-- Start of Excerpted records --

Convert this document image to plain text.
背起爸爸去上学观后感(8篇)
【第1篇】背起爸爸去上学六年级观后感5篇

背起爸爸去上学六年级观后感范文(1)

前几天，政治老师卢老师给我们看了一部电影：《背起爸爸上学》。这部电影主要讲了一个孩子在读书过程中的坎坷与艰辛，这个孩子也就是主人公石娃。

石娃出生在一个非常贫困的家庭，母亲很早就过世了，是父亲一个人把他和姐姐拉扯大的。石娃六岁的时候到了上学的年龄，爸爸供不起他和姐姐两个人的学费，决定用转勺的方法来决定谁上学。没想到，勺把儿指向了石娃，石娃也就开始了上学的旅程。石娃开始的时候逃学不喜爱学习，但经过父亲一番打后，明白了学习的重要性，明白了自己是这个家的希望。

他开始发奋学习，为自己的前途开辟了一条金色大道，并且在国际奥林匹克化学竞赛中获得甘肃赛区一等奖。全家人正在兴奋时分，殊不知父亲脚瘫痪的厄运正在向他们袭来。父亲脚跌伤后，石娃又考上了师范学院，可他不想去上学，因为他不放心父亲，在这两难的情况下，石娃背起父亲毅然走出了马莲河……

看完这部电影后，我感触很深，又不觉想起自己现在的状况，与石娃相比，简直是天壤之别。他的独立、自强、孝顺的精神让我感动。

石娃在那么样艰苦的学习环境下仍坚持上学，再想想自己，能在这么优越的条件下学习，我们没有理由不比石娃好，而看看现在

-- End of Excerpted records --

*Exercise objective:* Type out the full listing again, exactly as given.

*Correct output:*
Convert this document image to plain text.
背起爸爸去上学观后感(8篇)
【第1篇】背起爸爸去上学六年级观后感5篇

背起爸爸去上学六年级观后感范文(1)

前几天，政治老师卢老师给我们看了一部电影：《背起爸爸上学》。这部电影主要讲了一个孩子在读书过程中的坎坷与艰辛，这个孩子也就是主人公石娃。

石娃出生在一个非常贫困的家庭，母亲很早就过世了，是父亲一个人把他和姐姐拉扯大的。石娃六岁的时候到了上学的年龄，爸爸供不起他和姐姐两个人的学费，决定用转勺的方法来决定谁上学。没想到，勺把儿指向了石娃，石娃也就开始了上学的旅程。石娃开始的时候逃学不喜爱学习，但经过父亲一番打后，明白了学习的重要性，明白了自己是这个家的希望。

他开始发奋学习，为自己的前途开辟了一条金色大道，并且在国际奥林匹克化学竞赛中获得甘肃赛区一等奖。全家人正在兴奋时分，殊不知父亲脚瘫痪的厄运正在向他们袭来。父亲脚跌伤后，石娃又考上了师范学院，可他不想去上学，因为他不放心父亲，在这两难的情况下，石娃背起父亲毅然走出了马莲河……

看完这部电影后，我感触很深，又不觉想起自己现在的状况，与石娃相比，简直是天壤之别。他的独立、自强、孝顺的精神让我感动。

石娃在那么样艰苦的学习环境下仍坚持上学，再想想自己，能在这么优越的条件下学习，我们没有理由不比石娃好，而看看现在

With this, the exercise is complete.